─── Text section ───

An accessory dwelling unit (ADU) is a self-contained living space that is an extension of an existing property.

What is an Accessory Dwelling Unit (ADU)?

An Essential Property Management Term

An accessory dwelling unit (ADU) is a self-contained living space that is an extension of an existing property. Also known as mother-in-law suites or casitas, ADUs have their own kitchen, bath, and sleeping area, but it couldn’t be sold on its own as a separate property. An ADU might be attached to the main property or could be built as a stand-alone unit, but it’ll generally make use of the water and energy connections of the main property, Investopedia notes.

There are six main types of accessory dwelling units, according to the American Planning Association:

  1. Detached ADUs
  2. Attached ADUs
  3. Attached (Above Garage) ADUs
  4. Interior (Converted Garage) ADUs
  5. Interior (Basement) ADUs
  6. Interior (Upper Floor) ADUs

Am I Allowed to Build an ADU?

Great question! The answer varies depending on where you live, so be sure to check your local zoning codes to see if you can build an ADU. If you live or manage property within an HOA-run area, check with them as well to avoid any potential issues.

─── Dataset excerpt ───

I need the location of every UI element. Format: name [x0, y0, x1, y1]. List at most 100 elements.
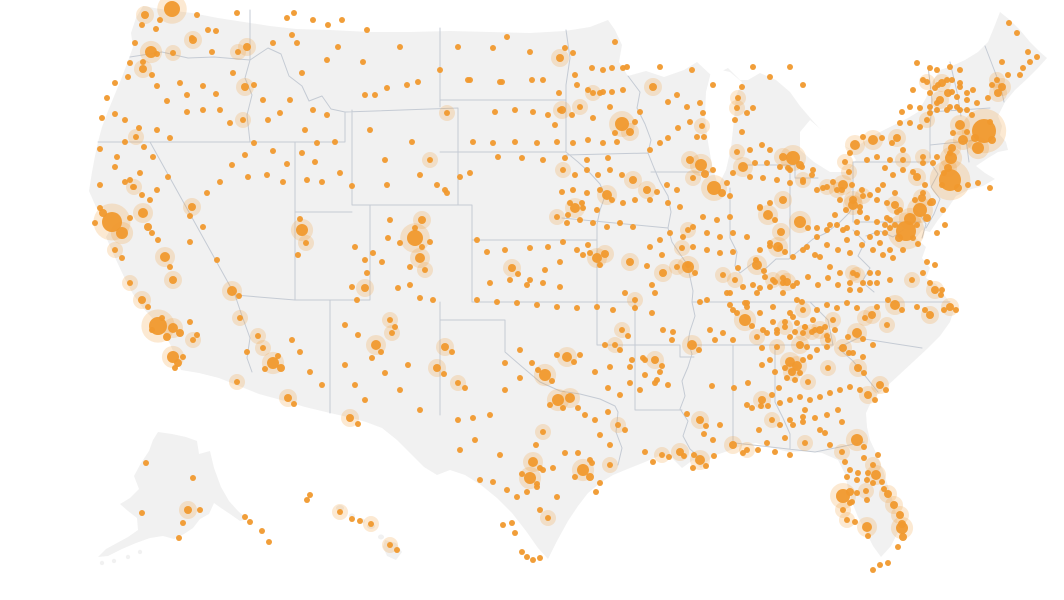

───

### What is required:
Please reproduce the ADU text above, beginning at the words "1. Detached ADUs" and stopping after "Build an ADU?", and substitute "Internal" for every "Interior".

### Solution to this exercise:
1. Detached ADUs
  2. Attached ADUs
  3. Attached (Above Garage) ADUs
  4. Internal (Converted Garage) ADUs
  5. Internal (Basement) ADUs
  6. Internal (Upper Floor) ADUs

Am I Allowed to Build an ADU?